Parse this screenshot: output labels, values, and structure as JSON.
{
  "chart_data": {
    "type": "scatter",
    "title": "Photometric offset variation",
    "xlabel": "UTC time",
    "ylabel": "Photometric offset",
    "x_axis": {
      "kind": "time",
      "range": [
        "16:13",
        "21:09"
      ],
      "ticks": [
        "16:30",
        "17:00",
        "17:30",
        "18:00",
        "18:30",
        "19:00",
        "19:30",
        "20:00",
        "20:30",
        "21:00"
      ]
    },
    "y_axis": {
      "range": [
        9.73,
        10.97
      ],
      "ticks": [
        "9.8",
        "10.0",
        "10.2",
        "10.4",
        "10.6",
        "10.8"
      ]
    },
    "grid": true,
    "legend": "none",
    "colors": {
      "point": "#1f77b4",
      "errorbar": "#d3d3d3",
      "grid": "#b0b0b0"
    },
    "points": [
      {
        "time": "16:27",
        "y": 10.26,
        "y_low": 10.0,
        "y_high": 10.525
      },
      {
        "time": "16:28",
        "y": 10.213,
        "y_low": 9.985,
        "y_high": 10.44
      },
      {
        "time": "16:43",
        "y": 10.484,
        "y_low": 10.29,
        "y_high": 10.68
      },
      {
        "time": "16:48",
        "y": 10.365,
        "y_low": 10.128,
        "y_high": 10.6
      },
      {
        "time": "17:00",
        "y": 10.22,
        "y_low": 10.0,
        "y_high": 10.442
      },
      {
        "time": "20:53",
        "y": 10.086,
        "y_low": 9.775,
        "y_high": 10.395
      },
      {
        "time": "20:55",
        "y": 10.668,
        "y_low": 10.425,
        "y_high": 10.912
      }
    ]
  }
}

----------------

## Short problem
Return each line where "Photometric" shows up.

## Full answer
    "title": "Photometric offset variation",
    "ylabel": "Photometric offset",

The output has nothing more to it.